THE EXERCISE
Give an exact copy of every line, leaving images out.

RECORDS PROVIDED
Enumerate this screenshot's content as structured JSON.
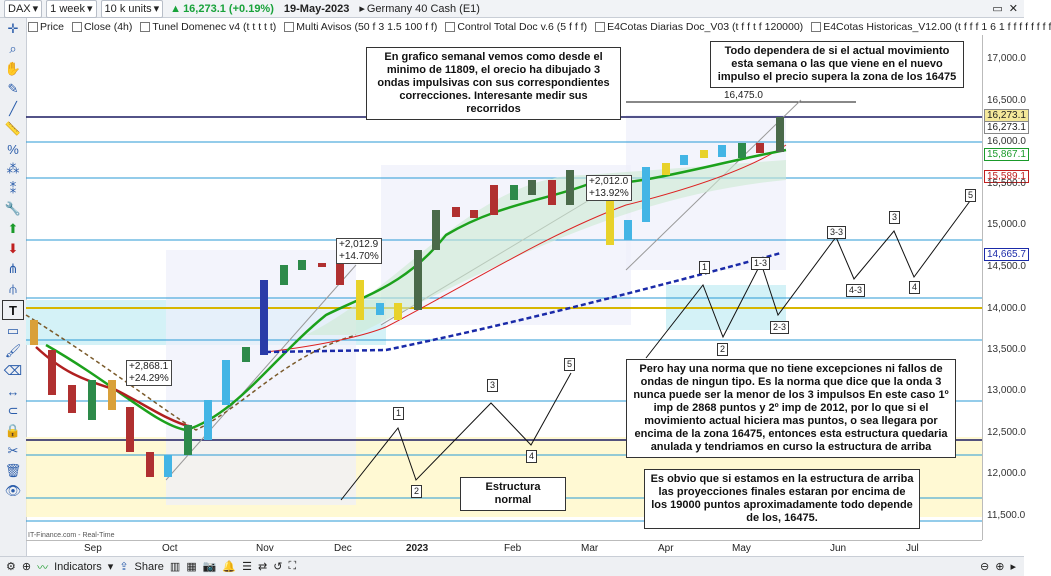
{
  "topbar": {
    "symbol": "DAX",
    "interval": "1 week",
    "units": "10 k units",
    "change": "16,273.1 (+0.19%)",
    "date": "19-May-2023",
    "instrument": "Germany 40 Cash (E1)"
  },
  "indicators": [
    "Price",
    "Close (4h)",
    "Tunel Domenec v4 (t t t t t)",
    "Multi Avisos (50 f 3 1.5 100 f f)",
    "Control Total Doc v.6 (5 f f f)",
    "E4Cotas Diarias Doc_V03 (t f f t f 120000)",
    "E4Cotas Historicas_V12.00 (t f f f 1 6 1 f f f f f f f f"
  ],
  "notes": {
    "n1": "En grafico semanal vemos como desde el minimo de 11809, el orecio ha dibujado 3 ondas impulsivas con sus correspondientes correcciones. Interesante medir sus recorridos",
    "n2": "Todo dependera de si el actual movimiento esta semana o las que viene en el nuevo impulso el precio supera la zona de los 16475",
    "n3": "Pero hay una norma que no tiene excepciones ni fallos de ondas de ningun tipo. Es la norma que dice que la onda 3 nunca puede ser la menor de los 3 impulsos En este caso 1º imp de 2868 puntos y 2º imp de 2012, por lo que si el movimiento actual hiciera mas puntos, o sea llegara por encima de la zona 16475, entonces esta estructura quedaria anulada y tendriamos en curso la estructura de arriba",
    "n4": "Es obvio que si estamos en la estructura de arriba las proyecciones finales estaran por encima de los 19000 puntos aproximadamente todo depende de los, 16475.",
    "n5": "Estructura normal"
  },
  "measures": {
    "m1a": "+2,868.1",
    "m1b": "+24.29%",
    "m2a": "+2,012.9",
    "m2b": "+14.70%",
    "m3a": "+2,012.0",
    "m3b": "+13.92%",
    "level": "16,475.0"
  },
  "waves": {
    "w1": "1",
    "w2": "2",
    "w3": "3",
    "w4": "4",
    "w5": "5",
    "u1": "1",
    "u2": "2",
    "u13": "1-3",
    "u23": "2-3",
    "u33": "3-3",
    "u43": "4-3",
    "u3": "3",
    "u4": "4",
    "u5": "5"
  },
  "yaxis": {
    "l17000": "17,000.0",
    "l16500": "16,500.0",
    "l16000": "16,000.0",
    "l15500": "15,500.0",
    "l15000": "15,000.0",
    "l14500": "14,500.0",
    "l14000": "14,000.0",
    "l13500": "13,500.0",
    "l13000": "13,000.0",
    "l12500": "12,500.0",
    "l12000": "12,000.0",
    "l11500": "11,500.0",
    "t1": "16,273.1",
    "t2": "16,273.1",
    "t3": "15,867.1",
    "t4": "15,589.1",
    "t5": "14,665.7"
  },
  "xaxis": {
    "sep": "Sep",
    "oct": "Oct",
    "nov": "Nov",
    "dec": "Dec",
    "y2023": "2023",
    "feb": "Feb",
    "mar": "Mar",
    "apr": "Apr",
    "may": "May",
    "jun": "Jun",
    "jul": "Jul"
  },
  "source": "IT-Finance.com - Real-Time",
  "bottom": {
    "indicators_label": "Indicators",
    "share_label": "Share"
  },
  "colors": {
    "bull": "#2d8a4a",
    "bear": "#b03030",
    "green_line": "#1ca11c",
    "blue_dash": "#1a2aa8",
    "hline": "#2a9ad6"
  }
}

REPLY
Enumerate this screenshot's content as structured JSON.
{
  "topbar": {
    "symbol": "DAX",
    "interval": "1 week",
    "units": "10 k units",
    "change": "16,273.1 (+0.19%)",
    "date": "19-May-2023",
    "instrument": "Germany 40 Cash (E1)"
  },
  "indicators": [
    "Price",
    "Close (4h)",
    "Tunel Domenec v4 (t t t t t)",
    "Multi Avisos (50 f 3 1.5 100 f f)",
    "Control Total Doc v.6 (5 f f f)",
    "E4Cotas Diarias Doc_V03 (t f f t f 120000)",
    "E4Cotas Historicas_V12.00 (t f f f 1 6 1 f f f f f f f f"
  ],
  "notes": {
    "n1": "En grafico semanal vemos como desde el minimo de 11809, el orecio ha dibujado 3 ondas impulsivas con sus correspondientes correcciones. Interesante medir sus recorridos",
    "n2": "Todo dependera de si el actual movimiento esta semana o las que viene en el nuevo impulso el precio supera la zona de los 16475",
    "n3": "Pero hay una norma que no tiene excepciones ni fallos de ondas de ningun tipo. Es la norma que dice que la onda 3 nunca puede ser la menor de los 3 impulsos En este caso 1º imp de 2868 puntos y 2º imp de 2012, por lo que si el movimiento actual hiciera mas puntos, o sea llegara por encima de la zona 16475, entonces esta estructura quedaria anulada y tendriamos en curso la estructura de arriba",
    "n4": "Es obvio que si estamos en la estructura de arriba las proyecciones finales estaran por encima de los 19000 puntos aproximadamente todo depende de los, 16475.",
    "n5": "Estructura normal"
  },
  "measures": {
    "m1a": "+2,868.1",
    "m1b": "+24.29%",
    "m2a": "+2,012.9",
    "m2b": "+14.70%",
    "m3a": "+2,012.0",
    "m3b": "+13.92%",
    "level": "16,475.0"
  },
  "waves": {
    "w1": "1",
    "w2": "2",
    "w3": "3",
    "w4": "4",
    "w5": "5",
    "u1": "1",
    "u2": "2",
    "u13": "1-3",
    "u23": "2-3",
    "u33": "3-3",
    "u43": "4-3",
    "u3": "3",
    "u4": "4",
    "u5": "5"
  },
  "yaxis": {
    "l17000": "17,000.0",
    "l16500": "16,500.0",
    "l16000": "16,000.0",
    "l15500": "15,500.0",
    "l15000": "15,000.0",
    "l14500": "14,500.0",
    "l14000": "14,000.0",
    "l13500": "13,500.0",
    "l13000": "13,000.0",
    "l12500": "12,500.0",
    "l12000": "12,000.0",
    "l11500": "11,500.0",
    "t1": "16,273.1",
    "t2": "16,273.1",
    "t3": "15,867.1",
    "t4": "15,589.1",
    "t5": "14,665.7"
  },
  "xaxis": {
    "sep": "Sep",
    "oct": "Oct",
    "nov": "Nov",
    "dec": "Dec",
    "y2023": "2023",
    "feb": "Feb",
    "mar": "Mar",
    "apr": "Apr",
    "may": "May",
    "jun": "Jun",
    "jul": "Jul"
  },
  "source": "IT-Finance.com - Real-Time",
  "bottom": {
    "indicators_label": "Indicators",
    "share_label": "Share"
  },
  "colors": {
    "bull": "#2d8a4a",
    "bear": "#b03030",
    "green_line": "#1ca11c",
    "blue_dash": "#1a2aa8",
    "hline": "#2a9ad6"
  }
}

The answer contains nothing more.